▶ _What is required_:
Look through the data below. Pick out the lines holding the string "JSON".

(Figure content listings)
▬▬▬▬▬▬
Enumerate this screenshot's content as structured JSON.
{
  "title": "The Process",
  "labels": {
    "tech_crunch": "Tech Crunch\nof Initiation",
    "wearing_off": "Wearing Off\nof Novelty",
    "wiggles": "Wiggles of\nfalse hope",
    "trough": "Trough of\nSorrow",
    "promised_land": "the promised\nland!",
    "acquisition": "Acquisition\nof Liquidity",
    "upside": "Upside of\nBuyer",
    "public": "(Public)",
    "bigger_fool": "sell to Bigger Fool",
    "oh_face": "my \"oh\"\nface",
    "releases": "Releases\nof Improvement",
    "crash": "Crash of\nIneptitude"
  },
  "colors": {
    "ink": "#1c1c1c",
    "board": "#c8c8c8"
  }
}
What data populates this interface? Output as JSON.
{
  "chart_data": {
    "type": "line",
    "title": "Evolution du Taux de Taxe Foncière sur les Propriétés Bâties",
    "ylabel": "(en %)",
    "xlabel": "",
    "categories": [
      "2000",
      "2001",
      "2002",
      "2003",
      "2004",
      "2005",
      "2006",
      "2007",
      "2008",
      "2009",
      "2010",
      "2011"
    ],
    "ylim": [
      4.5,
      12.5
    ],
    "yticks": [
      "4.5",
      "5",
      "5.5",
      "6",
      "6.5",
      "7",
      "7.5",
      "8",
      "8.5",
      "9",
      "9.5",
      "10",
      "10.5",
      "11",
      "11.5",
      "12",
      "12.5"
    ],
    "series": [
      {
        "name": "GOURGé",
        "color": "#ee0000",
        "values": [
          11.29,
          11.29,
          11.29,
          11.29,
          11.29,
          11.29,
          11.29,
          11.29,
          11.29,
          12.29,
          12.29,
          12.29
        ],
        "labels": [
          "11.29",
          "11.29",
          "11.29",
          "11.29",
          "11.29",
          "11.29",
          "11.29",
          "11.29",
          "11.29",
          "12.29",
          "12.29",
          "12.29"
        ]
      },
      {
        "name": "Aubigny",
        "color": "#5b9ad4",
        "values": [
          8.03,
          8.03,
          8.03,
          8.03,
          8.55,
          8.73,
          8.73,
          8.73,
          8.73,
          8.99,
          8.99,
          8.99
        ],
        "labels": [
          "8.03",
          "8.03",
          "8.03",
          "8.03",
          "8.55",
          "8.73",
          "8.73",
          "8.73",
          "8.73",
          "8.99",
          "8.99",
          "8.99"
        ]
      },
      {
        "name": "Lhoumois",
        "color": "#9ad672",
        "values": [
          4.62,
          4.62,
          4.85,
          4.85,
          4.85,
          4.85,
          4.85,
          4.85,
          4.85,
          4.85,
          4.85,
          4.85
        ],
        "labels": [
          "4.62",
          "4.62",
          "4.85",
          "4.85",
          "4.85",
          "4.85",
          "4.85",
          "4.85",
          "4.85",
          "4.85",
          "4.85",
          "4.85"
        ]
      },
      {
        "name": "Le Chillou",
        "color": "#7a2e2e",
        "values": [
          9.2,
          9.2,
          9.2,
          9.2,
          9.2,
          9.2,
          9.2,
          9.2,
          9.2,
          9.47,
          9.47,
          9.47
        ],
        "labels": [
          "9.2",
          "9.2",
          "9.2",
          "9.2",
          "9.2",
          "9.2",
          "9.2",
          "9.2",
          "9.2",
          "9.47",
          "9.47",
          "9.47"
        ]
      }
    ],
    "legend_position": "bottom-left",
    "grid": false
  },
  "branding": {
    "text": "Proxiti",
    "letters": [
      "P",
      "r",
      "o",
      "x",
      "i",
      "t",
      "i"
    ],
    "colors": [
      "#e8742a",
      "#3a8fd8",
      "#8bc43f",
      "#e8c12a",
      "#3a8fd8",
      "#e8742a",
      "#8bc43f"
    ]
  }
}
▬▬▬▬▬▬
▶ _The solution_:
Enumerate this screenshot's content as structured JSON.
What data populates this interface? Output as JSON.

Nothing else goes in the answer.